** start **

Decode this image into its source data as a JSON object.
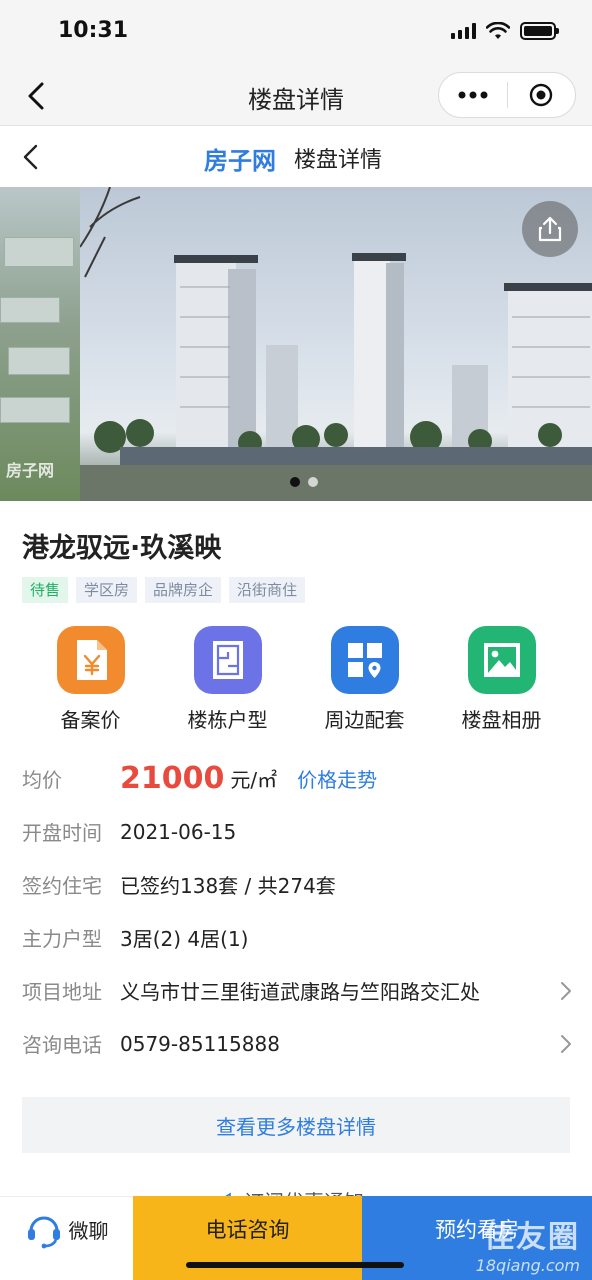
{
  "status_bar": {
    "time": "10:31"
  },
  "mini_program": {
    "title": "楼盘详情"
  },
  "site_header": {
    "brand": "房子网",
    "title": "楼盘详情"
  },
  "banner": {
    "watermark": "房子网",
    "slide_count": 2,
    "active_slide": 1
  },
  "project": {
    "title": "港龙驭远·玖溪映",
    "tags": [
      "待售",
      "学区房",
      "品牌房企",
      "沿街商住"
    ]
  },
  "features": [
    {
      "label": "备案价",
      "icon": "yuan-document-icon",
      "color": "#f28a2e"
    },
    {
      "label": "楼栋户型",
      "icon": "floor-plan-icon",
      "color": "#6b73e6"
    },
    {
      "label": "周边配套",
      "icon": "map-grid-icon",
      "color": "#2f7de1"
    },
    {
      "label": "楼盘相册",
      "icon": "photo-album-icon",
      "color": "#22b573"
    }
  ],
  "info": {
    "price": {
      "label": "均价",
      "value": "21000",
      "unit": "元/㎡",
      "link": "价格走势"
    },
    "open_date": {
      "label": "开盘时间",
      "value": "2021-06-15"
    },
    "signed": {
      "label": "签约住宅",
      "value": "已签约138套 / 共274套"
    },
    "main_layout": {
      "label": "主力户型",
      "value": "3居(2) 4居(1)"
    },
    "address": {
      "label": "项目地址",
      "value": "义乌市廿三里街道武康路与竺阳路交汇处"
    },
    "phone": {
      "label": "咨询电话",
      "value": "0579-85115888"
    }
  },
  "more_button": "查看更多楼盘详情",
  "subscribe_partial": "订阅优惠通知",
  "bottom_bar": {
    "chat": "微聊",
    "call": "电话咨询",
    "book": "预约看房"
  },
  "watermark": {
    "top": "佳友圈",
    "bottom": "18qiang.com"
  },
  "colors": {
    "brand_blue": "#2f7de1",
    "price_red": "#e84a3d",
    "call_yellow": "#f7b519",
    "tag_green": "#1fb065"
  }
}
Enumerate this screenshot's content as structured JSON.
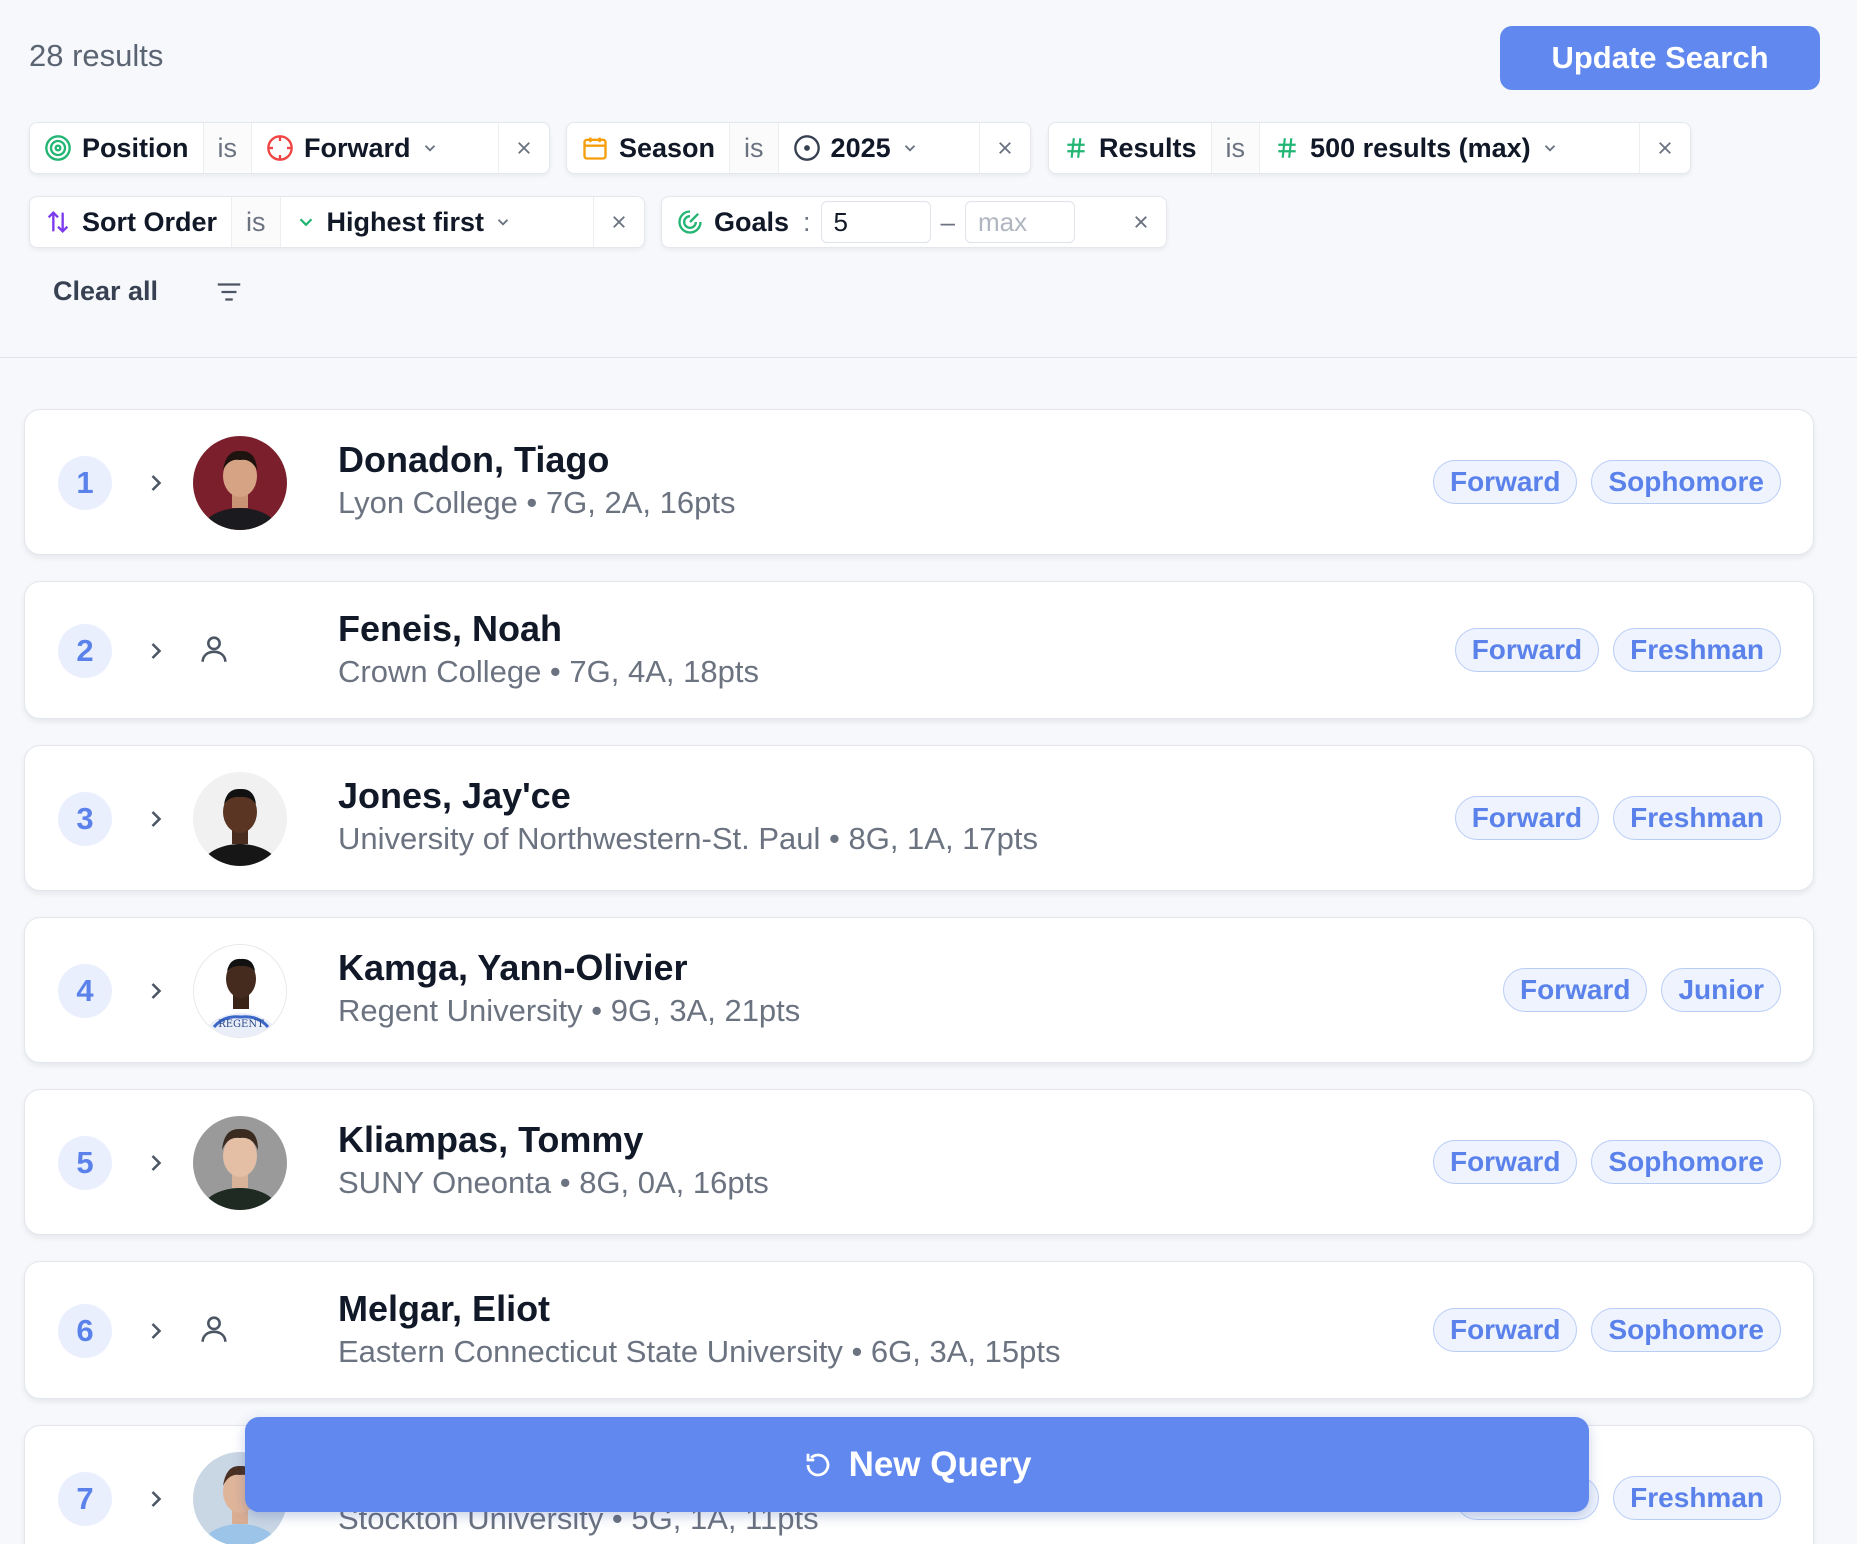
{
  "header": {
    "results_count": "28 results",
    "update_label": "Update Search"
  },
  "filters": {
    "position": {
      "field": "Position",
      "op": "is",
      "value": "Forward"
    },
    "season": {
      "field": "Season",
      "op": "is",
      "value": "2025"
    },
    "results": {
      "field": "Results",
      "op": "is",
      "value": "500 results (max)"
    },
    "sort": {
      "field": "Sort Order",
      "op": "is",
      "value": "Highest first"
    },
    "goals": {
      "field": "Goals",
      "op": ":",
      "min": "5",
      "dash": "–",
      "max_placeholder": "max"
    },
    "clear_all": "Clear all"
  },
  "icons": {
    "position": "target-icon",
    "position_value": "crosshair-icon",
    "season": "calendar-icon",
    "season_value": "clock-icon",
    "results": "hash-icon",
    "sort": "sort-arrows-icon",
    "sort_value": "chevron-down-icon",
    "goals": "goal-gauge-icon",
    "filter": "filter-lines-icon",
    "new_query": "refresh-icon"
  },
  "colors": {
    "accent": "#6088ee",
    "tag_text": "#5a82ea",
    "tag_bg": "#eef3fd",
    "tag_border": "#b9cdf6"
  },
  "players": [
    {
      "rank": "1",
      "name": "Donadon, Tiago",
      "sub": "Lyon College • 7G, 2A, 16pts",
      "tags": [
        "Forward",
        "Sophomore"
      ],
      "photo": "jersey-maroon"
    },
    {
      "rank": "2",
      "name": "Feneis, Noah",
      "sub": "Crown College • 7G, 4A, 18pts",
      "tags": [
        "Forward",
        "Freshman"
      ],
      "photo": "none"
    },
    {
      "rank": "3",
      "name": "Jones, Jay'ce",
      "sub": "University of Northwestern-St. Paul • 8G, 1A, 17pts",
      "tags": [
        "Forward",
        "Freshman"
      ],
      "photo": "jersey-black"
    },
    {
      "rank": "4",
      "name": "Kamga, Yann-Olivier",
      "sub": "Regent University • 9G, 3A, 21pts",
      "tags": [
        "Forward",
        "Junior"
      ],
      "photo": "jersey-white"
    },
    {
      "rank": "5",
      "name": "Kliampas, Tommy",
      "sub": "SUNY Oneonta • 8G, 0A, 16pts",
      "tags": [
        "Forward",
        "Sophomore"
      ],
      "photo": "jersey-dark-green"
    },
    {
      "rank": "6",
      "name": "Melgar, Eliot",
      "sub": "Eastern Connecticut State University • 6G, 3A, 15pts",
      "tags": [
        "Forward",
        "Sophomore"
      ],
      "photo": "none"
    },
    {
      "rank": "7",
      "name": "",
      "sub": "Stockton University • 5G, 1A, 11pts",
      "tags": [
        "Forward",
        "Freshman"
      ],
      "photo": "jersey-light-blue"
    }
  ],
  "regent_text": "REGENT",
  "new_query_label": "New Query"
}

** end **

**PROMPT:** Copy out the lines in which the string "field" appears.

**THE RESPONSE:**
      "field": "Position",
      "field": "Season",
      "field": "Results",
      "field": "Sort Order",
      "field": "Goals",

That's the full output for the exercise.